## Begin INPUT RECORDS

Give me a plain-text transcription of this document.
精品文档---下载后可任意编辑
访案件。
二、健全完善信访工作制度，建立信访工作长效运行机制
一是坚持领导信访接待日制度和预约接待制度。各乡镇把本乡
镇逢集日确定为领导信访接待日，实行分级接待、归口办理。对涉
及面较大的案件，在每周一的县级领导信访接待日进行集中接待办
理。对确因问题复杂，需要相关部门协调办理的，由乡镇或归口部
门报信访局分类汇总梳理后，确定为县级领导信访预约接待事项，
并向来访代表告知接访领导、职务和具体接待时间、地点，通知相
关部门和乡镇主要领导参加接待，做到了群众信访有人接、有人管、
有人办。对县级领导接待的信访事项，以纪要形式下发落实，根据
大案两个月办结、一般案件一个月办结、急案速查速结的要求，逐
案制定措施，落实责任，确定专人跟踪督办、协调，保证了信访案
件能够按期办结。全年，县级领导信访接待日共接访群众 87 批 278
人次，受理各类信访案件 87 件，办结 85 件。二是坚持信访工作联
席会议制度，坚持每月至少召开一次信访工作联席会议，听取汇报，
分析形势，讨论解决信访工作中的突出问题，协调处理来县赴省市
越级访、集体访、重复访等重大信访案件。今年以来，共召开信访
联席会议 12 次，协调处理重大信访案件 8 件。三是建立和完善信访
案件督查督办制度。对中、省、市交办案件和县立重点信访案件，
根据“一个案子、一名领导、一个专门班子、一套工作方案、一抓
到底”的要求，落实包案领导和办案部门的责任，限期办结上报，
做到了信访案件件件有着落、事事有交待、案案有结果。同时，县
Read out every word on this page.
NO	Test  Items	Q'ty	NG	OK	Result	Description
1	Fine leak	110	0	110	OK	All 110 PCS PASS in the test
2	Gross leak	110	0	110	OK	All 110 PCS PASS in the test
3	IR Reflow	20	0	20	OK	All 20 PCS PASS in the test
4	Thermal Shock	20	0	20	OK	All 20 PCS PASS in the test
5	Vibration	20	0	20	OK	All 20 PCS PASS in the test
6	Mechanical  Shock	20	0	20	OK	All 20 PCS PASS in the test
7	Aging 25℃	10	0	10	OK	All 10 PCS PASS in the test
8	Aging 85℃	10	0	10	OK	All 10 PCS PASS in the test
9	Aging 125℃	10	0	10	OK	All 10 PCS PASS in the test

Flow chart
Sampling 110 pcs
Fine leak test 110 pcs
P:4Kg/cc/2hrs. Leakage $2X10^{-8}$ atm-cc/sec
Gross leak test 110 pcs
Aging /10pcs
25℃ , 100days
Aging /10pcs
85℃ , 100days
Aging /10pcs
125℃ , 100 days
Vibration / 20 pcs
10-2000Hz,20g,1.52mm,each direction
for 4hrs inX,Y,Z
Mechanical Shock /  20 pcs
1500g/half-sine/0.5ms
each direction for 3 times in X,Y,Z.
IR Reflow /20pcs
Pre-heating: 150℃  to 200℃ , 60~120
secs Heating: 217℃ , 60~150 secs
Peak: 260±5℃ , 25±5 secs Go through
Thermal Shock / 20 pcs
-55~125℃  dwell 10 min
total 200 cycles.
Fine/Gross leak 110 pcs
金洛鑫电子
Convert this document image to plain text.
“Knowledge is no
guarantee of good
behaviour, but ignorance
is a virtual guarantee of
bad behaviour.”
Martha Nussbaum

## End INPUT RECORDS

(WHAT IS NEEDED):
Retype all the records, matching them exactly.

(ANSWER TO THE EXERCISE):
Give me a plain-text transcription of this document.
精品文档---下载后可任意编辑
访案件。
二、健全完善信访工作制度，建立信访工作长效运行机制
一是坚持领导信访接待日制度和预约接待制度。各乡镇把本乡
镇逢集日确定为领导信访接待日，实行分级接待、归口办理。对涉
及面较大的案件，在每周一的县级领导信访接待日进行集中接待办
理。对确因问题复杂，需要相关部门协调办理的，由乡镇或归口部
门报信访局分类汇总梳理后，确定为县级领导信访预约接待事项，
并向来访代表告知接访领导、职务和具体接待时间、地点，通知相
关部门和乡镇主要领导参加接待，做到了群众信访有人接、有人管、
有人办。对县级领导接待的信访事项，以纪要形式下发落实，根据
大案两个月办结、一般案件一个月办结、急案速查速结的要求，逐
案制定措施，落实责任，确定专人跟踪督办、协调，保证了信访案
件能够按期办结。全年，县级领导信访接待日共接访群众 87 批 278
人次，受理各类信访案件 87 件，办结 85 件。二是坚持信访工作联
席会议制度，坚持每月至少召开一次信访工作联席会议，听取汇报，
分析形势，讨论解决信访工作中的突出问题，协调处理来县赴省市
越级访、集体访、重复访等重大信访案件。今年以来，共召开信访
联席会议 12 次，协调处理重大信访案件 8 件。三是建立和完善信访
案件督查督办制度。对中、省、市交办案件和县立重点信访案件，
根据“一个案子、一名领导、一个专门班子、一套工作方案、一抓
到底”的要求，落实包案领导和办案部门的责任，限期办结上报，
做到了信访案件件件有着落、事事有交待、案案有结果。同时，县
Read out every word on this page.
NO	Test  Items	Q'ty	NG	OK	Result	Description
1	Fine leak	110	0	110	OK	All 110 PCS PASS in the test
2	Gross leak	110	0	110	OK	All 110 PCS PASS in the test
3	IR Reflow	20	0	20	OK	All 20 PCS PASS in the test
4	Thermal Shock	20	0	20	OK	All 20 PCS PASS in the test
5	Vibration	20	0	20	OK	All 20 PCS PASS in the test
6	Mechanical  Shock	20	0	20	OK	All 20 PCS PASS in the test
7	Aging 25℃	10	0	10	OK	All 10 PCS PASS in the test
8	Aging 85℃	10	0	10	OK	All 10 PCS PASS in the test
9	Aging 125℃	10	0	10	OK	All 10 PCS PASS in the test

Flow chart
Sampling 110 pcs
Fine leak test 110 pcs
P:4Kg/cc/2hrs. Leakage $2X10^{-8}$ atm-cc/sec
Gross leak test 110 pcs
Aging /10pcs
25℃ , 100days
Aging /10pcs
85℃ , 100days
Aging /10pcs
125℃ , 100 days
Vibration / 20 pcs
10-2000Hz,20g,1.52mm,each direction
for 4hrs inX,Y,Z
Mechanical Shock /  20 pcs
1500g/half-sine/0.5ms
each direction for 3 times in X,Y,Z.
IR Reflow /20pcs
Pre-heating: 150℃  to 200℃ , 60~120
secs Heating: 217℃ , 60~150 secs
Peak: 260±5℃ , 25±5 secs Go through
Thermal Shock / 20 pcs
-55~125℃  dwell 10 min
total 200 cycles.
Fine/Gross leak 110 pcs
金洛鑫电子
Convert this document image to plain text.
“Knowledge is no
guarantee of good
behaviour, but ignorance
is a virtual guarantee of
bad behaviour.”
Martha Nussbaum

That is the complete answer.